Do this:
Reproduce each line that includes the word "JSON".

*-*-*

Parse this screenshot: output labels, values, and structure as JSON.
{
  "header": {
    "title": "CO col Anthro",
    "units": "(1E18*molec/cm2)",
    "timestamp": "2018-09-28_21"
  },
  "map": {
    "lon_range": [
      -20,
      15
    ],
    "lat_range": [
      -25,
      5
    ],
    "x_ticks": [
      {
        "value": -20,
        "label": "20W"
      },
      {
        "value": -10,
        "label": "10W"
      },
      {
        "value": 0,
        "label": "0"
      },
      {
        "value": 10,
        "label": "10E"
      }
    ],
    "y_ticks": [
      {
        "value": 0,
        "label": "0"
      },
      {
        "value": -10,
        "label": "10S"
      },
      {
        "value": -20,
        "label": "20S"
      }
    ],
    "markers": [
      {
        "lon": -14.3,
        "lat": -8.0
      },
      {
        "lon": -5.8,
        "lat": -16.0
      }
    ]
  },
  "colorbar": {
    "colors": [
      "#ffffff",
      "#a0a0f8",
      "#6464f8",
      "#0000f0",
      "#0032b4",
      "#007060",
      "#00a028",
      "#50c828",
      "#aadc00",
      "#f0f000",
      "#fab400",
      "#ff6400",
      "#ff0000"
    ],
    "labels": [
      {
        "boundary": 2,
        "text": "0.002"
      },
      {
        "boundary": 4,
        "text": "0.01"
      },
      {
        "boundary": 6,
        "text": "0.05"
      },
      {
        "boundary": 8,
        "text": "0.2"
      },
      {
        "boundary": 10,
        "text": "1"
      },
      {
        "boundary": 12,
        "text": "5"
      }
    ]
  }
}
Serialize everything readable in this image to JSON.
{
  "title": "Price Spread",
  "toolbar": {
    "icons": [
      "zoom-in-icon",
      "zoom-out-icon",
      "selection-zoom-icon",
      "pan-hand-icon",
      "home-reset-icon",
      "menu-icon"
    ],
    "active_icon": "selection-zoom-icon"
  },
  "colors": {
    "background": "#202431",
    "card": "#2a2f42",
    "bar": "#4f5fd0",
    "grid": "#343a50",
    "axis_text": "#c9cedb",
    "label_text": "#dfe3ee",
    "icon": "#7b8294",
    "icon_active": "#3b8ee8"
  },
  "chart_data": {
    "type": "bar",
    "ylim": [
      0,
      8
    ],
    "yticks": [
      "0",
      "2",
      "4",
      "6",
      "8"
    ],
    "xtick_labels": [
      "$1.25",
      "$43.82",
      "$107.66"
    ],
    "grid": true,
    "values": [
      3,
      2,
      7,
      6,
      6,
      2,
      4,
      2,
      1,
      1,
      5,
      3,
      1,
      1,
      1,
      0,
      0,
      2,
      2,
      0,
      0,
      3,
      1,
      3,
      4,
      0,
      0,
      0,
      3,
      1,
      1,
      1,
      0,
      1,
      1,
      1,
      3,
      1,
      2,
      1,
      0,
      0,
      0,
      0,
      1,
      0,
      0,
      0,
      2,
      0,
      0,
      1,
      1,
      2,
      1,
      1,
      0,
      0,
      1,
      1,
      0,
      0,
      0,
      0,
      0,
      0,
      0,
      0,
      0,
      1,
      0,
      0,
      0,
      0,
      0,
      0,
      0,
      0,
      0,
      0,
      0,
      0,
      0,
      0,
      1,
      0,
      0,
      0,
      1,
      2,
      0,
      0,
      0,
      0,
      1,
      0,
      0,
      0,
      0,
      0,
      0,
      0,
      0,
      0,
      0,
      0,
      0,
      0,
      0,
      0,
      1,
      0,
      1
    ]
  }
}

*-*-*

Task answer:
Parse this screenshot: output labels, values, and structure as JSON.
Serialize everything readable in this image to JSON.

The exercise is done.